## What is expected
Write the listing below out again exactly, dropping the images.

## The records
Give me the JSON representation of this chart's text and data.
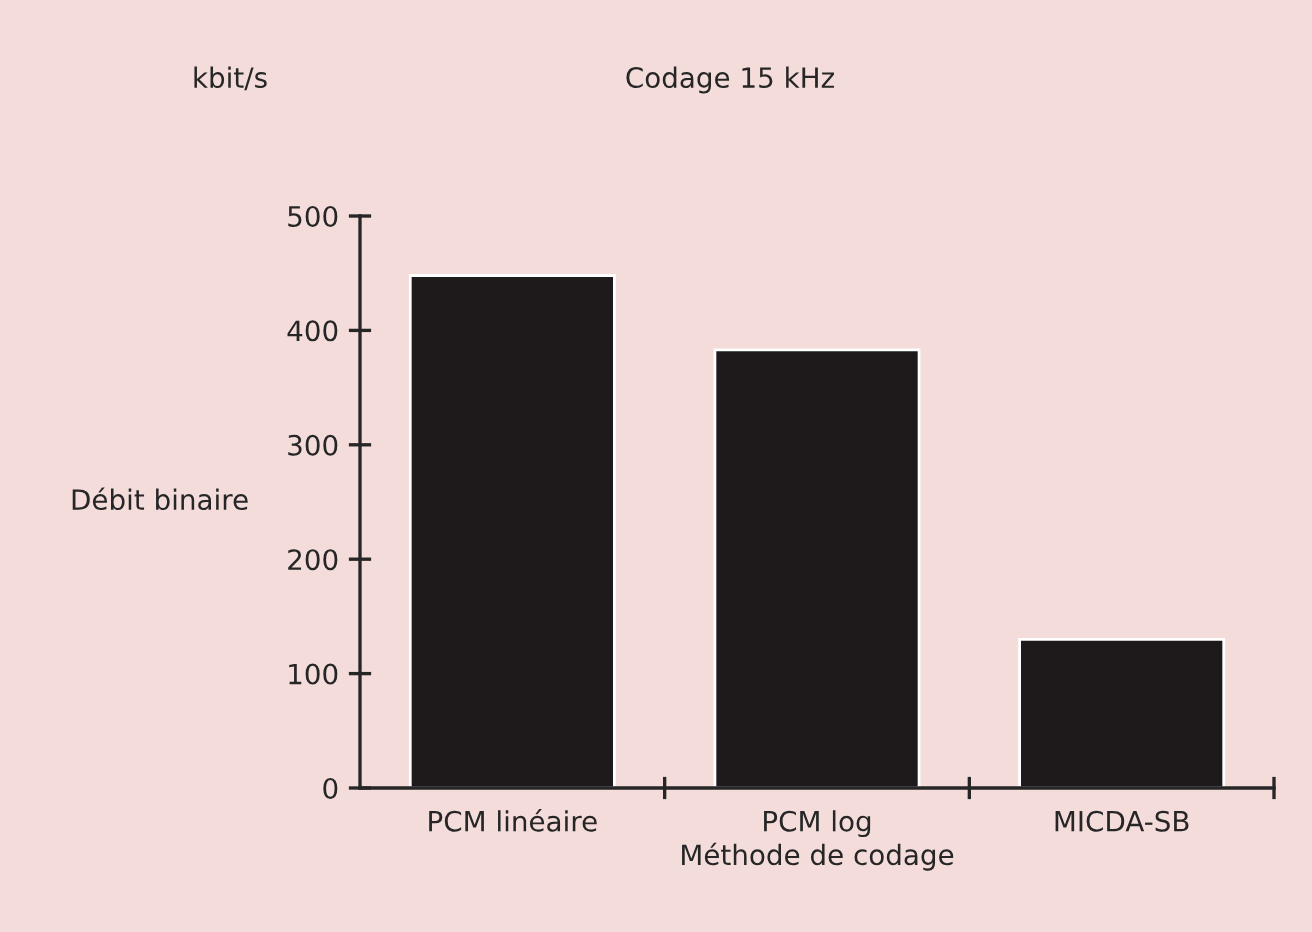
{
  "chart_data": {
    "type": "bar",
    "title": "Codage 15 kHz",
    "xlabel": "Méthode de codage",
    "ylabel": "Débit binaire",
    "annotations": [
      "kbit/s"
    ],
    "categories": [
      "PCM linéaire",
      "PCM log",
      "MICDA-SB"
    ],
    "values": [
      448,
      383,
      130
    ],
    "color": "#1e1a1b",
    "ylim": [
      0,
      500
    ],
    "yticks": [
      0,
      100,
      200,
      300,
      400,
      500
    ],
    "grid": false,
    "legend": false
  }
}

## Reply to the exercise
Give me the JSON representation of this chart's text and data.
{
  "chart_data": {
    "type": "bar",
    "title": "Codage 15 kHz",
    "xlabel": "Méthode de codage",
    "ylabel": "Débit binaire",
    "annotations": [
      "kbit/s"
    ],
    "categories": [
      "PCM linéaire",
      "PCM log",
      "MICDA-SB"
    ],
    "values": [
      448,
      383,
      130
    ],
    "color": "#1e1a1b",
    "ylim": [
      0,
      500
    ],
    "yticks": [
      0,
      100,
      200,
      300,
      400,
      500
    ],
    "grid": false,
    "legend": false
  }
}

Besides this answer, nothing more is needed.